ENTRIES PROVIDED
------------

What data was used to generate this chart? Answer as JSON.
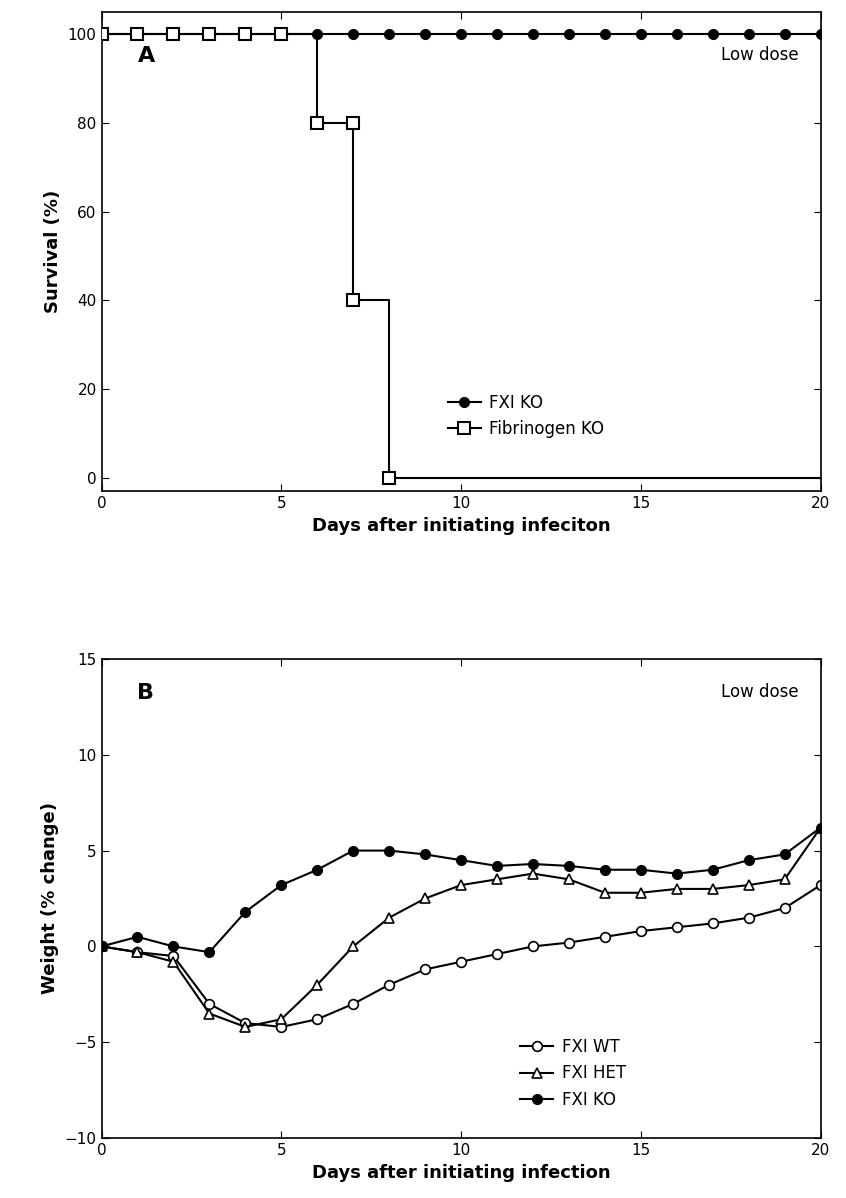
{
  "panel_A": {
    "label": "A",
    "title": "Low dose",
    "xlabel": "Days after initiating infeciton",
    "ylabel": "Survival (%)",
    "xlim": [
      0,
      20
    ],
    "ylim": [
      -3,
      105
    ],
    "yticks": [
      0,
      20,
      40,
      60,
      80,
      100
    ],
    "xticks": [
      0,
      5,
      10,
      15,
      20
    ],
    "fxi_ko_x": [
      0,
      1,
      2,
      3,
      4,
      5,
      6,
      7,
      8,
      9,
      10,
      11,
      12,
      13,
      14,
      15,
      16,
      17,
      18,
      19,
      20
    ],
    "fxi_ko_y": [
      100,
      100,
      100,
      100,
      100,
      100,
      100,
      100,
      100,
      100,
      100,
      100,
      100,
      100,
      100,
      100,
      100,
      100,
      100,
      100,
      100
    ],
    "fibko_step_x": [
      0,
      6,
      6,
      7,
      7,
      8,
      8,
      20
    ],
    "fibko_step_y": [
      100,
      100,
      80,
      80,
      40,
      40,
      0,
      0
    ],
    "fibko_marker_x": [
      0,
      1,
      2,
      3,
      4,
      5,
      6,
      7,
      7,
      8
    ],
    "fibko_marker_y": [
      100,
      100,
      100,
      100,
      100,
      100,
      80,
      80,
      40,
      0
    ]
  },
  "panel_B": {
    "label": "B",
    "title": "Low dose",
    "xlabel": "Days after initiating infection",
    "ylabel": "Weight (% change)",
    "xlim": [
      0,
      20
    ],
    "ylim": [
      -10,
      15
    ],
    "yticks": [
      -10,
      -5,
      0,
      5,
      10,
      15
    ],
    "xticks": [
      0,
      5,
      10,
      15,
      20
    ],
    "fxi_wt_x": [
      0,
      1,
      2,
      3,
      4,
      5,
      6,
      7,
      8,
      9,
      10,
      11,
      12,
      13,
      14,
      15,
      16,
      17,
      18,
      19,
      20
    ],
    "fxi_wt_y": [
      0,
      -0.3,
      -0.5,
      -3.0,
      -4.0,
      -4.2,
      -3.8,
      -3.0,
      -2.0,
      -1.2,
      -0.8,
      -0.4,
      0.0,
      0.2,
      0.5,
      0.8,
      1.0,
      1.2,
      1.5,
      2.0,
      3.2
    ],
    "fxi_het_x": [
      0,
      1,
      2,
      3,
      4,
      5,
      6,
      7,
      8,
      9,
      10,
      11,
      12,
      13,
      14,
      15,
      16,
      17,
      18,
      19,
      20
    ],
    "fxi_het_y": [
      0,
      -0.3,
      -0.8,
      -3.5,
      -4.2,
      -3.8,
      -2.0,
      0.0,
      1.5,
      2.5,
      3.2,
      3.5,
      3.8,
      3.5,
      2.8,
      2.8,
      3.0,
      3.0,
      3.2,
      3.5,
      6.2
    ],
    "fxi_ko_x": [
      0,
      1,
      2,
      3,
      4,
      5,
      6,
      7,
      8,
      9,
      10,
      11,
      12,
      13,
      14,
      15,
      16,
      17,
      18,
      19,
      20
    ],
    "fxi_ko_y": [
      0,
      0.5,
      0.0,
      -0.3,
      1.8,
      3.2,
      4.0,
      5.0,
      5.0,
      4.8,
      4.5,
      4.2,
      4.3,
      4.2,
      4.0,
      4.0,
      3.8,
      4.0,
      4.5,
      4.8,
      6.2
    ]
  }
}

------------

CHALLENGE
In the entries above, identify every line with the word "Days". Copy those lines.

SOLUTION FOR THIS TASK
    "xlabel": "Days after initiating infeciton",
    "xlabel": "Days after initiating infection",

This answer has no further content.